## Required actions
1 - In the fuel assembly text, how many fuel elements make up the hexagonal bundle?
2 - Carry on writing the fuel assembly text, starting right after its last sentence.

## Text extract
2.2. Manufacturing and Mounting of the Instrumented Fuel Assembly

The manufactured fuel assembly consists of a hexagonal bundle of 127 cylindrical fuel elements, surrounded by a hexagonal shroud or wrapper, and mounted on 13 support plate rails at the fuel assembly inlet. These support rails run horizontal over the fuel assembly and are shown in Figure 3. Each rail can slightly rotate about its mounting, allowing for some translation at the fuel pin inlet. The individual fuel pins are unrestrained along the length of the fuel assembly, but helical wire-spacers with a diameter of 1.8 mm wound around the outer surface of each fuel pin with a pitch of 265 mm keeps them separated from one another. The fuel pins were made of stainless steel cylindrical hollow tubes (made from 316 L steel) with an outer diameter of 6.55 mm, and a length of 1400 mm. In this manner, the geometry, restriction, and support of the manufactured fuel assembly matched the MYRRHA design. In addition, we filled each pin with representative internals, such as the gas plenum, a spring to accommodate the thermal expansion of the internals with respect to the fuel pin, and fuel pellet dummies. The resulting fuel pin weight was close to 900 g.
Due to the limited space between the individual fuel pins (only 1.8 mm) and the anticipated small vibration amplitudes, optical fibre sensors are one of the very few options to measure vibrations in the fuel assembly. In our previous work [5,17,20] we demonstrated that FBGs are sufficiently sensitive to record the fuel assembly vibrations and that their useful time in a LBE environment is sufficient to carry out meaningful measurements. We shortly recall that a FBG consists of a periodic variation of the refractive index of the core of the optical fibre and is characterized by a resonance optical wavelength at which it reflects light, referred to as the Bragg wavelength λB [21,22]. Tracing the position of λB as a function of time allows using the FBG as a sensor since the resonance wavelength changes with applied mechanical strain or changes in temperature. In this work, we took advantage of the multiplexing capabilities of FBGs, meaning that multiple FBGs can be combined into a single optical fibre to conduct quasi-distributed measurements. This feature was particularly useful when instrumenting the fuel pins with a high sensor density, which was desired to resolve fuel pin length-dependent phenomena, such as variations of the vibration amplitudes and associated strain levels along the fuel pin.

## Dataset records
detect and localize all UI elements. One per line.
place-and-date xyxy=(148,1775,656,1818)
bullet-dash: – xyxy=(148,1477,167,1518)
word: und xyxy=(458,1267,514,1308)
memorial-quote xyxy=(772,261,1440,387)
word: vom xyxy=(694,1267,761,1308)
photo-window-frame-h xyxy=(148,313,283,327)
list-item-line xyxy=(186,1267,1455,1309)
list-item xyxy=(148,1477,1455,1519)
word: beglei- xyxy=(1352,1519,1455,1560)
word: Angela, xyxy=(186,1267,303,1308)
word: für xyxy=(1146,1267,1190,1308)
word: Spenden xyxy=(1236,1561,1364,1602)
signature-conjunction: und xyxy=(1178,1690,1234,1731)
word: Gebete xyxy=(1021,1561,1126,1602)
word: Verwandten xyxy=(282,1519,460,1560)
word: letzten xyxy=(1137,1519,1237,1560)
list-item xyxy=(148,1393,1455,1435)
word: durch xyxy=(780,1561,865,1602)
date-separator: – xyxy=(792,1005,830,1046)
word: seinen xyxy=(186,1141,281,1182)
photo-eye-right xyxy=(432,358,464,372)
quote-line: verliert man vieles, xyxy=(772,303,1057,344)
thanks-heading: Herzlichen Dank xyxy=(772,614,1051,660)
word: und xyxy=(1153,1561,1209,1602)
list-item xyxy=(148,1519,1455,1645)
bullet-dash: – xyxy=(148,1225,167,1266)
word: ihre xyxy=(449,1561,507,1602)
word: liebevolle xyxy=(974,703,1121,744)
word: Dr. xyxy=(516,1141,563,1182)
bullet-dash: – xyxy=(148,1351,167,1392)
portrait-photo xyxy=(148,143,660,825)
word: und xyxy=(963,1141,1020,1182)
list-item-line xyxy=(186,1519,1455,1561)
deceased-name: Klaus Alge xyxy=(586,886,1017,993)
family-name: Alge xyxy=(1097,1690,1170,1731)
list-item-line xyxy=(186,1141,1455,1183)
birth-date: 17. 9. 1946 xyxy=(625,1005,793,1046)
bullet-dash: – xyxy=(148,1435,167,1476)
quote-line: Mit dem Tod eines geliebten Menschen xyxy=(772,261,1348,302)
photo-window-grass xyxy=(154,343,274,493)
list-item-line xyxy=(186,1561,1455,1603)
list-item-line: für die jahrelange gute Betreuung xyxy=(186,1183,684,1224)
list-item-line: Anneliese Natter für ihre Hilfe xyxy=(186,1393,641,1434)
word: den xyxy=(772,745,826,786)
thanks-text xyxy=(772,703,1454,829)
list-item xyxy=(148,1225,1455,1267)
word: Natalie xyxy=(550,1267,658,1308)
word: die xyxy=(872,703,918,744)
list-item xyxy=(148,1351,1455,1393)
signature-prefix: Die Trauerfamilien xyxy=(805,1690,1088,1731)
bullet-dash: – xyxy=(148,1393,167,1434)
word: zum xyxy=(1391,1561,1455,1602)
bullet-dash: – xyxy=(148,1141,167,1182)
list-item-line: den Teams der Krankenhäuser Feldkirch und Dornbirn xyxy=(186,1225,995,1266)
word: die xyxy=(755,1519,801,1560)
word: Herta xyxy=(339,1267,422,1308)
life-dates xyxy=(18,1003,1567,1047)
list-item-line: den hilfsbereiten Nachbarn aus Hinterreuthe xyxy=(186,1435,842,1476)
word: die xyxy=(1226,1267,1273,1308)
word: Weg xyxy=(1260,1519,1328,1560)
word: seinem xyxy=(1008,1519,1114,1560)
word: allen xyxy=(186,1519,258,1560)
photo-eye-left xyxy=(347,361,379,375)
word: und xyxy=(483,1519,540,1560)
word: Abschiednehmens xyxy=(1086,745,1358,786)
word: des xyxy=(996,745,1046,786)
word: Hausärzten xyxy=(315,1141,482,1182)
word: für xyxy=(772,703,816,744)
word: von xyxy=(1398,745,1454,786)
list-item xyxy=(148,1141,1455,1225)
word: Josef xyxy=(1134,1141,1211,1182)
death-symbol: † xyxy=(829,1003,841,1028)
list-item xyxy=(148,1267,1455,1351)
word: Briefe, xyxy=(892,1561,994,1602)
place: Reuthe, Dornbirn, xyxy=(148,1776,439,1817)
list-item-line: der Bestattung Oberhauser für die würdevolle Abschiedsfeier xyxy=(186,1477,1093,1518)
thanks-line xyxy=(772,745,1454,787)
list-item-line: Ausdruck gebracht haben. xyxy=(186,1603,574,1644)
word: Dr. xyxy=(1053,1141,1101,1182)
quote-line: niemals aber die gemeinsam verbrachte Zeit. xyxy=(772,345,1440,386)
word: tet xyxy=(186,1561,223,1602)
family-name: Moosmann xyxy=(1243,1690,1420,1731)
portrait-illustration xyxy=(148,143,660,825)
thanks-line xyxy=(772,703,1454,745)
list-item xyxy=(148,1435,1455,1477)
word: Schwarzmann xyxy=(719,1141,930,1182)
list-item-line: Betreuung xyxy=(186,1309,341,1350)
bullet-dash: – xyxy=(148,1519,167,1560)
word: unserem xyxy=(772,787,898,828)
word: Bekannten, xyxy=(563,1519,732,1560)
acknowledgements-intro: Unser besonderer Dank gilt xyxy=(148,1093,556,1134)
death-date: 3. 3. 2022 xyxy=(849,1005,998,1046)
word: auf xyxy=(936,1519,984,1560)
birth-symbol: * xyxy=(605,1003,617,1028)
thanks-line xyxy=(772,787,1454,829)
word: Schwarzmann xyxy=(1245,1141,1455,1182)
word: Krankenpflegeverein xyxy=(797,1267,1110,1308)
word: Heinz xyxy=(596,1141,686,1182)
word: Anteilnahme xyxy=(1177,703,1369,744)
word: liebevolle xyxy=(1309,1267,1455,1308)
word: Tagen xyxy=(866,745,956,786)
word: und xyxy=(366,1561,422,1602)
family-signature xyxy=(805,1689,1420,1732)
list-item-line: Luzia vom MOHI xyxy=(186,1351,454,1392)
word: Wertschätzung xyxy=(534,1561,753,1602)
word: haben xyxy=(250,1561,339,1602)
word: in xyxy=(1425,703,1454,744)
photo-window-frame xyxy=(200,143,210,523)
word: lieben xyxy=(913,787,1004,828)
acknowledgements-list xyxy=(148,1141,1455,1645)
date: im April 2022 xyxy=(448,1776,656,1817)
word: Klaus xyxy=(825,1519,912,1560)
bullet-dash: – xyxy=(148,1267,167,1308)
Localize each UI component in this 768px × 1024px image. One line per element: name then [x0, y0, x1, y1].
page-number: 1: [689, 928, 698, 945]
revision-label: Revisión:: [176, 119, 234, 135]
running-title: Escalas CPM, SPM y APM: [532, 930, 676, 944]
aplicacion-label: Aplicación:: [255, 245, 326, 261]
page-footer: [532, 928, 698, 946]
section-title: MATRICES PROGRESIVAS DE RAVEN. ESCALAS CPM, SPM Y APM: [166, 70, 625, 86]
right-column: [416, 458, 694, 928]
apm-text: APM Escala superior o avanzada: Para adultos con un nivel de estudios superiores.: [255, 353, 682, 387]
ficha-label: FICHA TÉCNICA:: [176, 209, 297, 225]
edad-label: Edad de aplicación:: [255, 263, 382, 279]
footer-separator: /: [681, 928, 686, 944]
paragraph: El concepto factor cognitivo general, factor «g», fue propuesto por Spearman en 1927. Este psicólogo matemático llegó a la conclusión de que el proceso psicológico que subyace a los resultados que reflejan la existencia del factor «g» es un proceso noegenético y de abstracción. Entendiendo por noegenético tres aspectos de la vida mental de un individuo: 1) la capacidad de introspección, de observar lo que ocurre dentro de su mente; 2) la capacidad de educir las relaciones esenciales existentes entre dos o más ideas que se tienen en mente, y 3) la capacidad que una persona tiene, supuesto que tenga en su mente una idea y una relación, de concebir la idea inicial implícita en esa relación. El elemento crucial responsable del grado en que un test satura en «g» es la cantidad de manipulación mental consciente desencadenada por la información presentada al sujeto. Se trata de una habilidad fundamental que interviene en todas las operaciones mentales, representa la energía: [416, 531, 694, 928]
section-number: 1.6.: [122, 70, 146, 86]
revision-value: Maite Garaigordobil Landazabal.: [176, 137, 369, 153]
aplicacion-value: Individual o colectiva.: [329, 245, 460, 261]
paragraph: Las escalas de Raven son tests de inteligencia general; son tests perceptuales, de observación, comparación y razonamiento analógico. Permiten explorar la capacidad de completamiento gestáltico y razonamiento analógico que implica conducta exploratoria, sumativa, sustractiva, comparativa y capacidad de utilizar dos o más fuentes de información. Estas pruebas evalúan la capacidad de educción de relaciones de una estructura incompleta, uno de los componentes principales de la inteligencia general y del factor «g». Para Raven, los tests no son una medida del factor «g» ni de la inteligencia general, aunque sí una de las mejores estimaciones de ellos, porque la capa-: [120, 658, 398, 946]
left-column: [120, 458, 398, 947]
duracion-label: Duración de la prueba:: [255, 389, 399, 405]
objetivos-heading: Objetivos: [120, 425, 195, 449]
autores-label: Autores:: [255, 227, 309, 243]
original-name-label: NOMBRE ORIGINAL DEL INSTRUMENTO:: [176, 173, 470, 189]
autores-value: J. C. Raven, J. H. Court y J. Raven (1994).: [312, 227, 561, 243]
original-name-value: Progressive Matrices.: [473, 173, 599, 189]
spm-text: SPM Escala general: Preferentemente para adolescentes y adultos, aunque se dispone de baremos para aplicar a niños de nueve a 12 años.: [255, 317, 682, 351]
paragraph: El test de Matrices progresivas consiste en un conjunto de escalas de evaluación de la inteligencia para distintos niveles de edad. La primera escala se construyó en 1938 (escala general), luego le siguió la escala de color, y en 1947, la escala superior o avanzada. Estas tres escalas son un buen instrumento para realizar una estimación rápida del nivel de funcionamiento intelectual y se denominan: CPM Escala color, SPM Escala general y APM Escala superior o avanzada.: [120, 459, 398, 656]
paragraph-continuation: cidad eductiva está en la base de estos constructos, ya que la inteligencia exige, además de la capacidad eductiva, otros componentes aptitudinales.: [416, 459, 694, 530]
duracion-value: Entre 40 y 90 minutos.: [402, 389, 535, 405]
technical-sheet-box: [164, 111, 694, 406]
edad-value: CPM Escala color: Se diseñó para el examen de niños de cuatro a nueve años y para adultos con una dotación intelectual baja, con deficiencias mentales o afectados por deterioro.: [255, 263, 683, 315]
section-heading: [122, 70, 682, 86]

## Responses to the exercise
1 - 127 cylindrical fuel elements.

2 -
2.3. Instrumentation of Fuel Pin and Validation

In order to conduct reliable measurements on the surface of the individual fuel pins in the fuel assembly, the optical fibres with FBGs need to be adequately mounted. To do so, we followed the procedure as described in detail in [5]. We inserted the optical fibres in a groove that was machined in the fuel pin surface. Owing to the small dimensions of the optical fibre (diameter of only 200 μm), we could limit the size of the groove to approximately 300 μm whilst fully embedding the optical fibres in the fuel pin wall. To avoid issues with respect to the interpretation of the vibration data, we opted to manufacture the groove parallel with the fuel pin axis. Once inserted in the grooves, the optical fibres were fixed and protected with a high temperature ceramic alumina adhesive (Resbond 989) that can sustain temperatures well beyond 1000 °C. The mounting method has also been graphically represented in Figure 4 (left).
The FBGs are commercially available UV-written draw tower gratings (DTGs), which are known to feature excellent strength and fatigue characteristics [4,23,24]. The former property is especially important during thermal cycles (and shocks) where we encountered corresponding strains as high as 0.5–1% due to thermal expansion. The higher yield strength of DTGs is also particularly important during the installation of the fuel pins in the complex experiments: as they feature a higher strength than the conventional re-coated FBGs, they are less likely to fail during installation and use.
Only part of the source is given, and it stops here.